-- Begin MATERIALS PROVIDED --

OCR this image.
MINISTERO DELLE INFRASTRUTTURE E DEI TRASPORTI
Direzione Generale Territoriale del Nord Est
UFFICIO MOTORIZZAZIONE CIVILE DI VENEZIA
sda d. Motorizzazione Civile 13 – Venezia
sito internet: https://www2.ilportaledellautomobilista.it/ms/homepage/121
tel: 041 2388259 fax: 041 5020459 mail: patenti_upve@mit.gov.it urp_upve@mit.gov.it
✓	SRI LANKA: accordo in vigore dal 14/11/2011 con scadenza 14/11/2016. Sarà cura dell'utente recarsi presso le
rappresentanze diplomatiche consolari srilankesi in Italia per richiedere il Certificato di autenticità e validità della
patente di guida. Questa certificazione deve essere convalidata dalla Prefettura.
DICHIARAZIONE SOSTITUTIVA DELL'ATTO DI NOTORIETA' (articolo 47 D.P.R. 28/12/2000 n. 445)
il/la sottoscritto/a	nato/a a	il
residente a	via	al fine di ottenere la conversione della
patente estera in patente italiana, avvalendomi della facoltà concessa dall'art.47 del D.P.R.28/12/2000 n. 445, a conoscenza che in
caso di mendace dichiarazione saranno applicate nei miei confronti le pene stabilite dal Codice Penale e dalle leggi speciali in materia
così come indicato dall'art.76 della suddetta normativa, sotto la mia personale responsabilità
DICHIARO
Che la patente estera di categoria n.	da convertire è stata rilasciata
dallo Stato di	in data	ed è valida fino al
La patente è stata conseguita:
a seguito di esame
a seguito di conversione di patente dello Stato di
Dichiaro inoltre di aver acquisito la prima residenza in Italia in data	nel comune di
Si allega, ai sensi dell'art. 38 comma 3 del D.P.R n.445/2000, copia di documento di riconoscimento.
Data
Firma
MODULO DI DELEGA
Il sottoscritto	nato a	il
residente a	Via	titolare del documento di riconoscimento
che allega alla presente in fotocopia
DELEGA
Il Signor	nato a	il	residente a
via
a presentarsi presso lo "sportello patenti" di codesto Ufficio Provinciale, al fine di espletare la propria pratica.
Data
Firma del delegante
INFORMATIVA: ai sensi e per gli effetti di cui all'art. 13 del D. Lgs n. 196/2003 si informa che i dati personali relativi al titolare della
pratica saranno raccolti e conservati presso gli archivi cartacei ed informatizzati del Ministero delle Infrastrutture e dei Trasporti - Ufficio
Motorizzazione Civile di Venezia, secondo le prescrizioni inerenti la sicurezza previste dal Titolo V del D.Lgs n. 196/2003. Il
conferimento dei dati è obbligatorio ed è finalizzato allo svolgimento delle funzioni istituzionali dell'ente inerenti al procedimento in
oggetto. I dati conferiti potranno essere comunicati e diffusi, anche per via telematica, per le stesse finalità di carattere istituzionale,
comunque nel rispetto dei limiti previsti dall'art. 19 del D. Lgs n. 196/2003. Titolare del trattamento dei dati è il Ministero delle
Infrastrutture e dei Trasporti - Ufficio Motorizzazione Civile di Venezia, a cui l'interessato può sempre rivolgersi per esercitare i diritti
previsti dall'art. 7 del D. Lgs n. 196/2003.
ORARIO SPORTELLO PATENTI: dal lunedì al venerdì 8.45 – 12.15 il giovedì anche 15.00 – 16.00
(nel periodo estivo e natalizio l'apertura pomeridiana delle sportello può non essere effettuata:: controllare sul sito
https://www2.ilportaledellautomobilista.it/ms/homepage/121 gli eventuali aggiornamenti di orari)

-- End MATERIALS PROVIDED --

Copy each entry exactly, with nothing added or dropped.

OCR this image.
MINISTERO DELLE INFRASTRUTTURE E DEI TRASPORTI
Direzione Generale Territoriale del Nord Est
UFFICIO MOTORIZZAZIONE CIVILE DI VENEZIA
sda d. Motorizzazione Civile 13 – Venezia
sito internet: https://www2.ilportaledellautomobilista.it/ms/homepage/121
tel: 041 2388259 fax: 041 5020459 mail: patenti_upve@mit.gov.it urp_upve@mit.gov.it
✓	SRI LANKA: accordo in vigore dal 14/11/2011 con scadenza 14/11/2016. Sarà cura dell'utente recarsi presso le
rappresentanze diplomatiche consolari srilankesi in Italia per richiedere il Certificato di autenticità e validità della
patente di guida. Questa certificazione deve essere convalidata dalla Prefettura.
DICHIARAZIONE SOSTITUTIVA DELL'ATTO DI NOTORIETA' (articolo 47 D.P.R. 28/12/2000 n. 445)
il/la sottoscritto/a	nato/a a	il
residente a	via	al fine di ottenere la conversione della
patente estera in patente italiana, avvalendomi della facoltà concessa dall'art.47 del D.P.R.28/12/2000 n. 445, a conoscenza che in
caso di mendace dichiarazione saranno applicate nei miei confronti le pene stabilite dal Codice Penale e dalle leggi speciali in materia
così come indicato dall'art.76 della suddetta normativa, sotto la mia personale responsabilità
DICHIARO
Che la patente estera di categoria n.	da convertire è stata rilasciata
dallo Stato di	in data	ed è valida fino al
La patente è stata conseguita:
a seguito di esame
a seguito di conversione di patente dello Stato di
Dichiaro inoltre di aver acquisito la prima residenza in Italia in data	nel comune di
Si allega, ai sensi dell'art. 38 comma 3 del D.P.R n.445/2000, copia di documento di riconoscimento.
Data
Firma
MODULO DI DELEGA
Il sottoscritto	nato a	il
residente a	Via	titolare del documento di riconoscimento
che allega alla presente in fotocopia
DELEGA
Il Signor	nato a	il	residente a
via
a presentarsi presso lo "sportello patenti" di codesto Ufficio Provinciale, al fine di espletare la propria pratica.
Data
Firma del delegante
INFORMATIVA: ai sensi e per gli effetti di cui all'art. 13 del D. Lgs n. 196/2003 si informa che i dati personali relativi al titolare della
pratica saranno raccolti e conservati presso gli archivi cartacei ed informatizzati del Ministero delle Infrastrutture e dei Trasporti - Ufficio
Motorizzazione Civile di Venezia, secondo le prescrizioni inerenti la sicurezza previste dal Titolo V del D.Lgs n. 196/2003. Il
conferimento dei dati è obbligatorio ed è finalizzato allo svolgimento delle funzioni istituzionali dell'ente inerenti al procedimento in
oggetto. I dati conferiti potranno essere comunicati e diffusi, anche per via telematica, per le stesse finalità di carattere istituzionale,
comunque nel rispetto dei limiti previsti dall'art. 19 del D. Lgs n. 196/2003. Titolare del trattamento dei dati è il Ministero delle
Infrastrutture e dei Trasporti - Ufficio Motorizzazione Civile di Venezia, a cui l'interessato può sempre rivolgersi per esercitare i diritti
previsti dall'art. 7 del D. Lgs n. 196/2003.
ORARIO SPORTELLO PATENTI: dal lunedì al venerdì 8.45 – 12.15 il giovedì anche 15.00 – 16.00
(nel periodo estivo e natalizio l'apertura pomeridiana delle sportello può non essere effettuata:: controllare sul sito
https://www2.ilportaledellautomobilista.it/ms/homepage/121 gli eventuali aggiornamenti di orari)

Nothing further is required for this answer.